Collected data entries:
* Begin *
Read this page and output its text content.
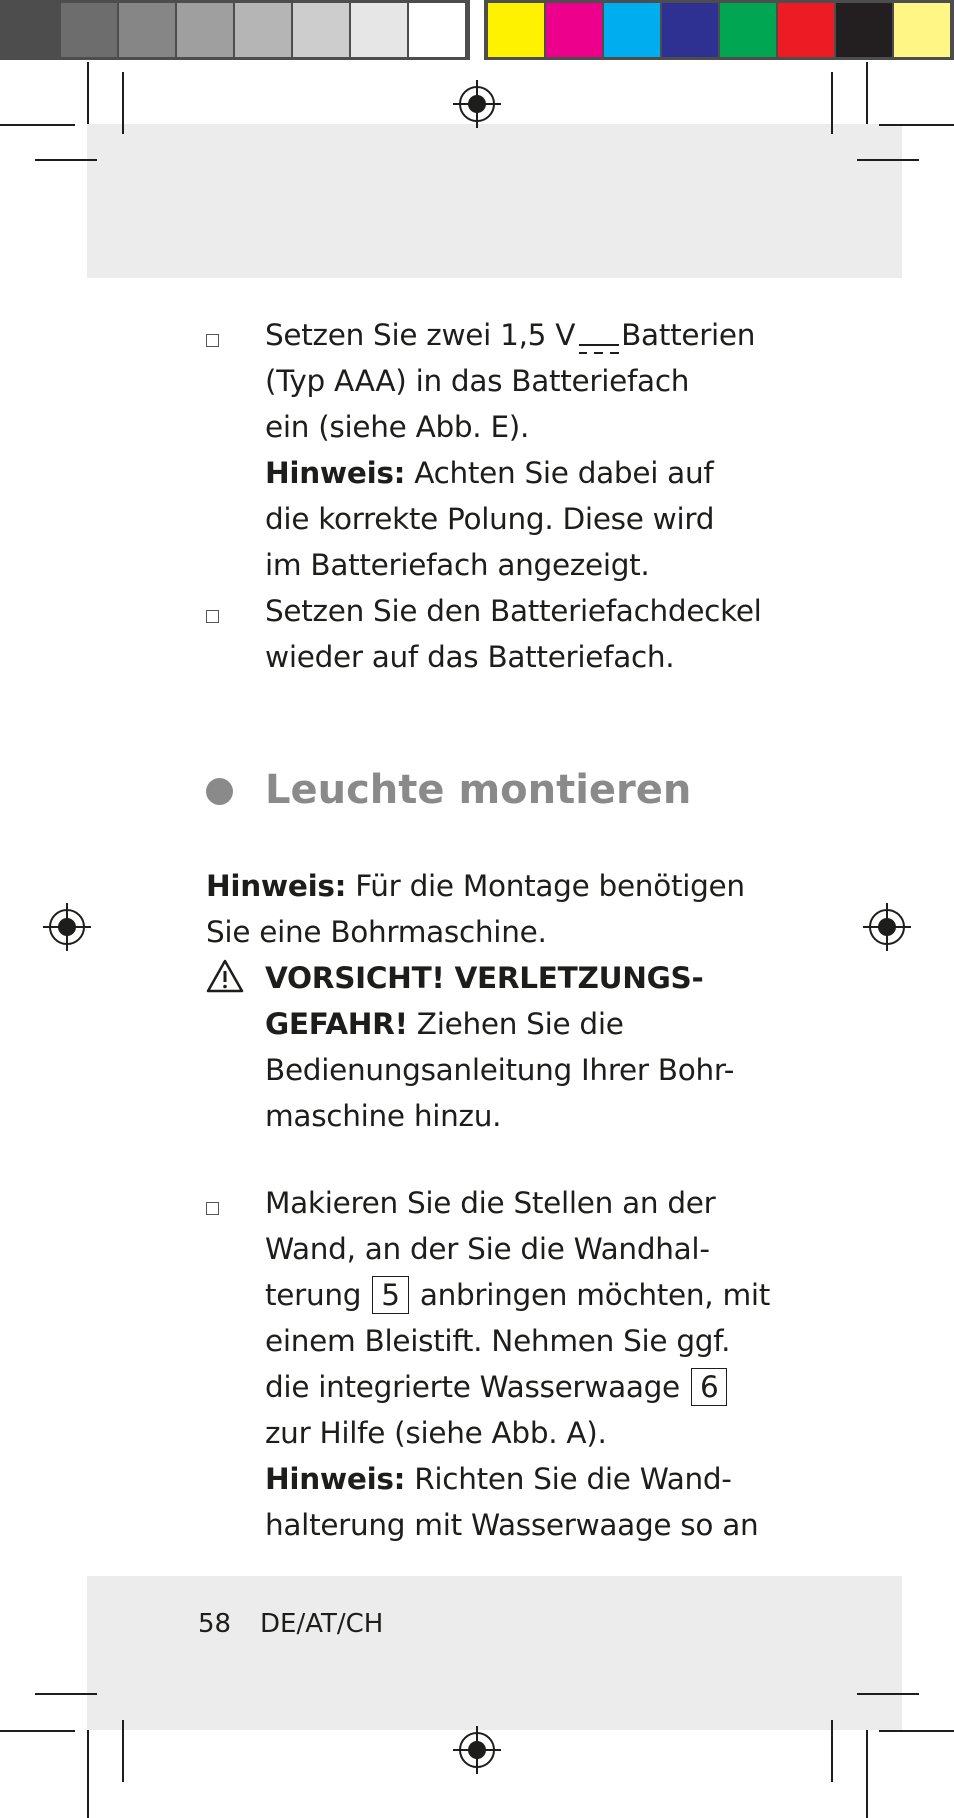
Setzen Sie zwei 1,5 V Batterien
(Typ AAA) in das Batteriefach
ein (siehe Abb. E).
Hinweis: Achten Sie dabei auf
die korrekte Polung. Diese wird
im Batteriefach angezeigt.
Setzen Sie den Batteriefachdeckel
wieder auf das Batteriefach.
Leuchte montieren
Hinweis: Für die Montage benötigen
Sie eine Bohrmaschine.
VORSICHT! VERLETZUNGS-
GEFAHR! Ziehen Sie die
Bedienungsanleitung Ihrer Bohr-
maschine hinzu.
Makieren Sie die Stellen an der
Wand, an der Sie die Wandhal-
terung 5 anbringen möchten, mit
einem Bleistift. Nehmen Sie ggf.
die integrierte Wasserwaage 6
zur Hilfe (siehe Abb. A).
Hinweis: Richten Sie die Wand-
halterung mit Wasserwaage so an
58 DE/AT/CH
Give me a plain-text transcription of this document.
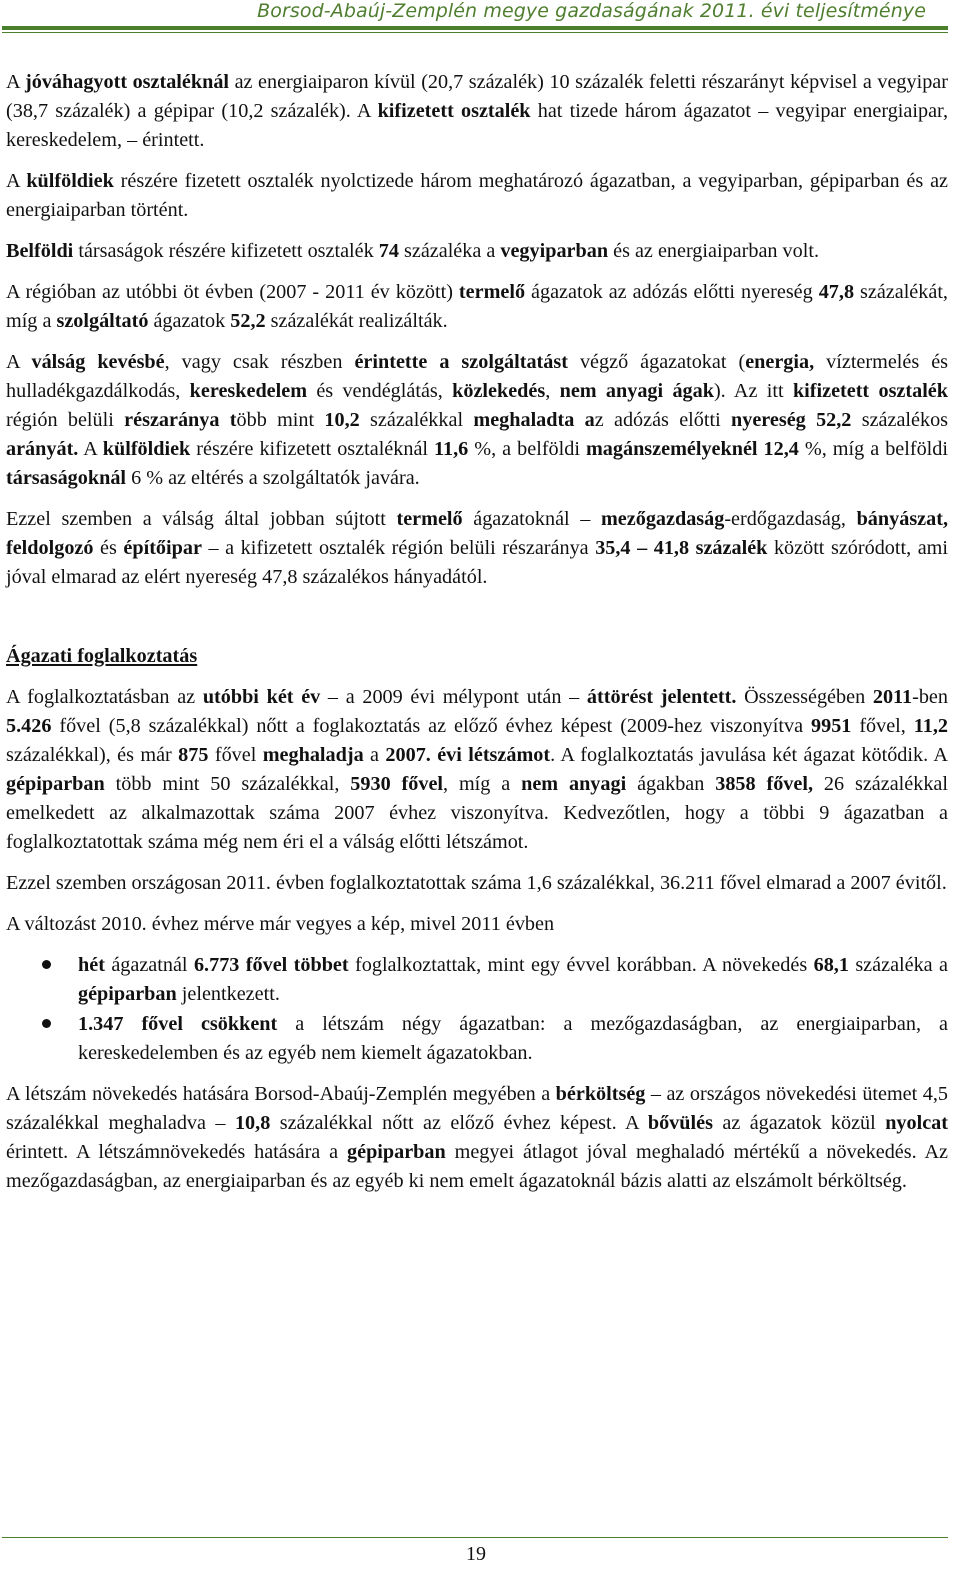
Borsod-Abaúj-Zemplén megye gazdaságának 2011. évi teljesítménye

A jóváhagyott osztaléknál az energiaiparon kívül (20,7 százalék) 10 százalék feletti részarányt képvisel a vegyipar (38,7 százalék) a gépipar (10,2 százalék). A kifizetett osztalék hat tizede három ágazatot – vegyipar energiaipar, kereskedelem, – érintett.

A külföldiek részére fizetett osztalék nyolctizede három meghatározó ágazatban, a vegyiparban, gépiparban és az energiaiparban történt.

Belföldi társaságok részére kifizetett osztalék 74 százaléka a vegyiparban és az energiaiparban volt.

A régióban az utóbbi öt évben (2007 - 2011 év között) termelő ágazatok az adózás előtti nyereség 47,8 százalékát, míg a szolgáltató ágazatok 52,2 százalékát realizálták.

A válság kevésbé, vagy csak részben érintette a szolgáltatást végző ágazatokat (energia, víztermelés és hulladékgazdálkodás, kereskedelem és vendéglátás, közlekedés, nem anyagi ágak). Az itt kifizetett osztalék régión belüli részaránya több mint 10,2 százalékkal meghaladta az adózás előtti nyereség 52,2 százalékos arányát. A külföldiek részére kifizetett osztaléknál 11,6 %, a belföldi magánszemélyeknél 12,4 %, míg a belföldi társaságoknál 6 % az eltérés a szolgáltatók javára.

Ezzel szemben a válság által jobban sújtott termelő ágazatoknál – mezőgazdaság-erdőgazdaság, bányászat, feldolgozó és építőipar – a kifizetett osztalék régión belüli részaránya 35,4 – 41,8 százalék között szóródott, ami jóval elmarad az elért nyereség 47,8 százalékos hányadától.

Ágazati foglalkoztatás

A foglalkoztatásban az utóbbi két év – a 2009 évi mélypont után – áttörést jelentett. Összességében 2011-ben 5.426 fővel (5,8 százalékkal) nőtt a foglakoztatás az előző évhez képest (2009-hez viszonyítva 9951 fővel, 11,2 százalékkal), és már 875 fővel meghaladja a 2007. évi létszámot. A foglalkoztatás javulása két ágazat kötődik. A gépiparban több mint 50 százalékkal, 5930 fővel, míg a nem anyagi ágakban 3858 fővel, 26 százalékkal emelkedett az alkalmazottak száma 2007 évhez viszonyítva. Kedvezőtlen, hogy a többi 9 ágazatban a foglalkoztatottak száma még nem éri el a válság előtti létszámot.

Ezzel szemben országosan 2011. évben foglalkoztatottak száma 1,6 százalékkal, 36.211 fővel elmarad a 2007 évitől.

A változást 2010. évhez mérve már vegyes a kép, mivel 2011 évben

hét ágazatnál 6.773 fővel többet foglalkoztattak, mint egy évvel korábban. A növekedés 68,1 százaléka a gépiparban jelentkezett.
1.347 fővel csökkent a létszám négy ágazatban: a mezőgazdaságban, az energiaiparban, a kereskedelemben és az egyéb nem kiemelt ágazatokban.

A létszám növekedés hatására Borsod-Abaúj-Zemplén megyében a bérköltség – az országos növekedési ütemet 4,5 százalékkal meghaladva – 10,8 százalékkal nőtt az előző évhez képest. A bővülés az ágazatok közül nyolcat érintett. A létszámnövekedés hatására a gépiparban megyei átlagot jóval meghaladó mértékű a növekedés. Az mezőgazdaságban, az energiaiparban és az egyéb ki nem emelt ágazatoknál bázis alatti az elszámolt bérköltség.

19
* End *
• [GOAL OF THE EXERCISE] Restate the data above word for word. Do not include the images.

• [SOLUTION BELOW]
Read this page and output its text content.
Setzen Sie zwei 1,5 V Batterien
(Typ AAA) in das Batteriefach
ein (siehe Abb. E).
Hinweis: Achten Sie dabei auf
die korrekte Polung. Diese wird
im Batteriefach angezeigt.
Setzen Sie den Batteriefachdeckel
wieder auf das Batteriefach.
Leuchte montieren
Hinweis: Für die Montage benötigen
Sie eine Bohrmaschine.
VORSICHT! VERLETZUNGS-
GEFAHR! Ziehen Sie die
Bedienungsanleitung Ihrer Bohr-
maschine hinzu.
Makieren Sie die Stellen an der
Wand, an der Sie die Wandhal-
terung 5 anbringen möchten, mit
einem Bleistift. Nehmen Sie ggf.
die integrierte Wasserwaage 6
zur Hilfe (siehe Abb. A).
Hinweis: Richten Sie die Wand-
halterung mit Wasserwaage so an
58 DE/AT/CH
Give me a plain-text transcription of this document.
Borsod-Abaúj-Zemplén megye gazdaságának 2011. évi teljesítménye

A jóváhagyott osztaléknál az energiaiparon kívül (20,7 százalék) 10 százalék feletti részarányt képvisel a vegyipar (38,7 százalék) a gépipar (10,2 százalék). A kifizetett osztalék hat tizede három ágazatot – vegyipar energiaipar, kereskedelem, – érintett.

A külföldiek részére fizetett osztalék nyolctizede három meghatározó ágazatban, a vegyiparban, gépiparban és az energiaiparban történt.

Belföldi társaságok részére kifizetett osztalék 74 százaléka a vegyiparban és az energiaiparban volt.

A régióban az utóbbi öt évben (2007 - 2011 év között) termelő ágazatok az adózás előtti nyereség 47,8 százalékát, míg a szolgáltató ágazatok 52,2 százalékát realizálták.

A válság kevésbé, vagy csak részben érintette a szolgáltatást végző ágazatokat (energia, víztermelés és hulladékgazdálkodás, kereskedelem és vendéglátás, közlekedés, nem anyagi ágak). Az itt kifizetett osztalék régión belüli részaránya több mint 10,2 százalékkal meghaladta az adózás előtti nyereség 52,2 százalékos arányát. A külföldiek részére kifizetett osztaléknál 11,6 %, a belföldi magánszemélyeknél 12,4 %, míg a belföldi társaságoknál 6 % az eltérés a szolgáltatók javára.

Ezzel szemben a válság által jobban sújtott termelő ágazatoknál – mezőgazdaság-erdőgazdaság, bányászat, feldolgozó és építőipar – a kifizetett osztalék régión belüli részaránya 35,4 – 41,8 százalék között szóródott, ami jóval elmarad az elért nyereség 47,8 százalékos hányadától.

Ágazati foglalkoztatás

A foglalkoztatásban az utóbbi két év – a 2009 évi mélypont után – áttörést jelentett. Összességében 2011-ben 5.426 fővel (5,8 százalékkal) nőtt a foglakoztatás az előző évhez képest (2009-hez viszonyítva 9951 fővel, 11,2 százalékkal), és már 875 fővel meghaladja a 2007. évi létszámot. A foglalkoztatás javulása két ágazat kötődik. A gépiparban több mint 50 százalékkal, 5930 fővel, míg a nem anyagi ágakban 3858 fővel, 26 százalékkal emelkedett az alkalmazottak száma 2007 évhez viszonyítva. Kedvezőtlen, hogy a többi 9 ágazatban a foglalkoztatottak száma még nem éri el a válság előtti létszámot.

Ezzel szemben országosan 2011. évben foglalkoztatottak száma 1,6 százalékkal, 36.211 fővel elmarad a 2007 évitől.

A változást 2010. évhez mérve már vegyes a kép, mivel 2011 évben

hét ágazatnál 6.773 fővel többet foglalkoztattak, mint egy évvel korábban. A növekedés 68,1 százaléka a gépiparban jelentkezett.
1.347 fővel csökkent a létszám négy ágazatban: a mezőgazdaságban, az energiaiparban, a kereskedelemben és az egyéb nem kiemelt ágazatokban.

A létszám növekedés hatására Borsod-Abaúj-Zemplén megyében a bérköltség – az országos növekedési ütemet 4,5 százalékkal meghaladva – 10,8 százalékkal nőtt az előző évhez képest. A bővülés az ágazatok közül nyolcat érintett. A létszámnövekedés hatására a gépiparban megyei átlagot jóval meghaladó mértékű a növekedés. Az mezőgazdaságban, az energiaiparban és az egyéb ki nem emelt ágazatoknál bázis alatti az elszámolt bérköltség.

19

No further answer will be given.